--- START ---

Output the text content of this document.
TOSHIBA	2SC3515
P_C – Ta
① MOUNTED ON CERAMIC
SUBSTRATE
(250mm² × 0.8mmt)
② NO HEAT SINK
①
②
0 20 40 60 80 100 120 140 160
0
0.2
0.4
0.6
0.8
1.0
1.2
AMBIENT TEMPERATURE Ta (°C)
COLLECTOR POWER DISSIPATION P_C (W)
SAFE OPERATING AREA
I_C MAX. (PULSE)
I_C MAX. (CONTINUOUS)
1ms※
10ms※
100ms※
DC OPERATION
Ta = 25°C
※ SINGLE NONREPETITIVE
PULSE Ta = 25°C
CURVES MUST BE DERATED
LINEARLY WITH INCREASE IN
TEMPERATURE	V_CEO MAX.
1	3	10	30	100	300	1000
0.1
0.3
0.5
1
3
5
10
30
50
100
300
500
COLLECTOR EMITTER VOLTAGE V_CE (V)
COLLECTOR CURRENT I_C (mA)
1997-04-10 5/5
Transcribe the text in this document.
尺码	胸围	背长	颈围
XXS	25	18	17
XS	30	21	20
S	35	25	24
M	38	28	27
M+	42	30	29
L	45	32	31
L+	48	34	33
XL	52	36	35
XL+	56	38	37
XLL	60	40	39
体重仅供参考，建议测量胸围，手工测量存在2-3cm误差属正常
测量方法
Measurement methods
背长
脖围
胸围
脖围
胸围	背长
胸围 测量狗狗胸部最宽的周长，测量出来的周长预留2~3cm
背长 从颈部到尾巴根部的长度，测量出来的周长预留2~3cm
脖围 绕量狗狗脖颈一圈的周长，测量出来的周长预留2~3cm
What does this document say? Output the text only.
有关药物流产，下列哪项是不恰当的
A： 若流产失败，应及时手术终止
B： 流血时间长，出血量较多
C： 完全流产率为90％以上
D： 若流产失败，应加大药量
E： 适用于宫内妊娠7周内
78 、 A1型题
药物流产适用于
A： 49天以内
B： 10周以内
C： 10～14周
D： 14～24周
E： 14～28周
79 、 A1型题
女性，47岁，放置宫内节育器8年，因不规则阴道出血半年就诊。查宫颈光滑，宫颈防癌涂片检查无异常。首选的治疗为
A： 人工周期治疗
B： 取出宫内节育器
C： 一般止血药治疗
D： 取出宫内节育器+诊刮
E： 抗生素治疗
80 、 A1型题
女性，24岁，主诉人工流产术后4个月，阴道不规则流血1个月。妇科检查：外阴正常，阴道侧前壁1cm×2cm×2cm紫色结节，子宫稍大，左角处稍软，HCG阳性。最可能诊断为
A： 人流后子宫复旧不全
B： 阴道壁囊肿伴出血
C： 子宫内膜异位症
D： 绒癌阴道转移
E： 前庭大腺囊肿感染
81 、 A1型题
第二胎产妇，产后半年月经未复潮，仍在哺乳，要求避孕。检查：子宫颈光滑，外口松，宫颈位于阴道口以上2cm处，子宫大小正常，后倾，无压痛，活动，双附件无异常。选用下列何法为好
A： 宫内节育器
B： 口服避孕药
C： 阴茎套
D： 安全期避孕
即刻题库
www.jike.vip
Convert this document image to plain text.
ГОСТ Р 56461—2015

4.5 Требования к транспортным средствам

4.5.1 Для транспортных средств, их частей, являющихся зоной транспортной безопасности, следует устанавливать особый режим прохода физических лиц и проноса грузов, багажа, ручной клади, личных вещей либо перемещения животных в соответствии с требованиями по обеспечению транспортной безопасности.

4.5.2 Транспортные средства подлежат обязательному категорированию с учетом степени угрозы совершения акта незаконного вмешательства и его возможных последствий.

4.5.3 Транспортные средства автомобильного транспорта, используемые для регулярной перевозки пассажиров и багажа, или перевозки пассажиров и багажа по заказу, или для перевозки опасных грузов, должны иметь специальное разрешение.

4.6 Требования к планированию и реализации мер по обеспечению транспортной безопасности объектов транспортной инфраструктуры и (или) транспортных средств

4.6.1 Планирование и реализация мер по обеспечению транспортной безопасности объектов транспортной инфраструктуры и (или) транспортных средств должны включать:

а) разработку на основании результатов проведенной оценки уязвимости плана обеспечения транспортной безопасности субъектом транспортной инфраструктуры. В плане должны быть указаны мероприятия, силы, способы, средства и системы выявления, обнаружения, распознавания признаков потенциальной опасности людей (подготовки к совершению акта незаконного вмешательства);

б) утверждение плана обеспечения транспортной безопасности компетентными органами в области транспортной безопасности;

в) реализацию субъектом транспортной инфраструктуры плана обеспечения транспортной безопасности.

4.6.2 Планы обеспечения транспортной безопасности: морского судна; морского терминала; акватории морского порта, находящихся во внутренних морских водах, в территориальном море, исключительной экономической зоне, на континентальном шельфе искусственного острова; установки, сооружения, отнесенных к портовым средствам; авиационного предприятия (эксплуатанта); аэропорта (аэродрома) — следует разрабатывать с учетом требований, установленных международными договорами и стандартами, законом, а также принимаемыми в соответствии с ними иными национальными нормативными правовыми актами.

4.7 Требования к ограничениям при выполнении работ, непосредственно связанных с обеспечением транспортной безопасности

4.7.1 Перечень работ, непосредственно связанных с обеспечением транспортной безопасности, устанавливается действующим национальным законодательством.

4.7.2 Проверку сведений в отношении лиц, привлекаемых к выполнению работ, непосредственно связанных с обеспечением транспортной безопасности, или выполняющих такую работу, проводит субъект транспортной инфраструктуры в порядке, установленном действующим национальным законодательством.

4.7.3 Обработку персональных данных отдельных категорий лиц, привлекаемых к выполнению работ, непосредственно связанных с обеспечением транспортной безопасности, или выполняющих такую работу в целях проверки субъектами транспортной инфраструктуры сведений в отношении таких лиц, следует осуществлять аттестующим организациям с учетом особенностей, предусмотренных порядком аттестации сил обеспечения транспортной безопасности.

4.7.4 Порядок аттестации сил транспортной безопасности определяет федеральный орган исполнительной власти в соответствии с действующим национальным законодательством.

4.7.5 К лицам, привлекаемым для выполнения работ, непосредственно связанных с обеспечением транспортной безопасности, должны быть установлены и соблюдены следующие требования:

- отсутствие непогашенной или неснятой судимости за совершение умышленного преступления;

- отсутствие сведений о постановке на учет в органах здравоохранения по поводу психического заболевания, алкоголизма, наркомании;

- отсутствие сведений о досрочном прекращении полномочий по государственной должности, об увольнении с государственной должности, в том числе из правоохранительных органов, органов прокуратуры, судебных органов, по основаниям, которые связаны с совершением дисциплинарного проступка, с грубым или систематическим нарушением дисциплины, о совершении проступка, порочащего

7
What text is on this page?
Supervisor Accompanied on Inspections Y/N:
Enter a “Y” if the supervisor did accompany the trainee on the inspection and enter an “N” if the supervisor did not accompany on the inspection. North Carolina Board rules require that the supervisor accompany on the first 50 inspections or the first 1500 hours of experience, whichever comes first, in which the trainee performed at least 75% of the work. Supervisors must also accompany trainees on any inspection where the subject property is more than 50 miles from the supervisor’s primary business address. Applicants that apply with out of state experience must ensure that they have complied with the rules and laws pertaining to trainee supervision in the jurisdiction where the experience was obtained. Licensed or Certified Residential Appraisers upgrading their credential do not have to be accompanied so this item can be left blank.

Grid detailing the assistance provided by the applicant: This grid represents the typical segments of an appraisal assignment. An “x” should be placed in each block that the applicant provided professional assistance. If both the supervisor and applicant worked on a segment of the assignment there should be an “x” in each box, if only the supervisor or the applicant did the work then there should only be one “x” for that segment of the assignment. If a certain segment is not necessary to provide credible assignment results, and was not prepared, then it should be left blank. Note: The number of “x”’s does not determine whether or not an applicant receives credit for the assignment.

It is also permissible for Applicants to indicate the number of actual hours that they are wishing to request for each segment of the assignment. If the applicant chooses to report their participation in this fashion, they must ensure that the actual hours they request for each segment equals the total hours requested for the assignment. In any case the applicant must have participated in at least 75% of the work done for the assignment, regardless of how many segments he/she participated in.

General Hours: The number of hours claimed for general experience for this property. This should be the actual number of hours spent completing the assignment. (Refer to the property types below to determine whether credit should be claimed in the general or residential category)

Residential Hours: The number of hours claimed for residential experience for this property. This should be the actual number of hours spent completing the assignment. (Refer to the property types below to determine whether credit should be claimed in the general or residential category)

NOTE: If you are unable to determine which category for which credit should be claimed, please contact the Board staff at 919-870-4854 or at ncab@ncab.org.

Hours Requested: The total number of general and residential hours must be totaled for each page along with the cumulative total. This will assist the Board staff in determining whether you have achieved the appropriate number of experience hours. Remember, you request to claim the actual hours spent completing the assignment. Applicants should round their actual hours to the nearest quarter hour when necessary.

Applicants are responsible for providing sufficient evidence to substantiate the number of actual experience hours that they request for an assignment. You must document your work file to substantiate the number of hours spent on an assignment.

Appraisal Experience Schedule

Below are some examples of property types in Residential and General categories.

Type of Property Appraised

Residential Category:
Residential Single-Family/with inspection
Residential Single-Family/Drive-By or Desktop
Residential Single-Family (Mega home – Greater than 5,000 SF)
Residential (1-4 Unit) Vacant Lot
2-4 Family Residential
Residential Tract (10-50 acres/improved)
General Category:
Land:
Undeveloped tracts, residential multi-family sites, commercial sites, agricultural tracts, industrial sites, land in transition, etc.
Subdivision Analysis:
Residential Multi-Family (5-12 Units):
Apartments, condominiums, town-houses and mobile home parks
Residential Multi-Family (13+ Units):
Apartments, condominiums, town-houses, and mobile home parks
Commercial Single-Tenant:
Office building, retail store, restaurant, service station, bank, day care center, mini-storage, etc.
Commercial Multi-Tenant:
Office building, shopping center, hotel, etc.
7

--- END ---

» DIRECTIONS FOR THIS TASK
A line counts if it holds the word "text". Work out how many lines in the listing count, and give only that number.

» COMPLETE ANSWER
5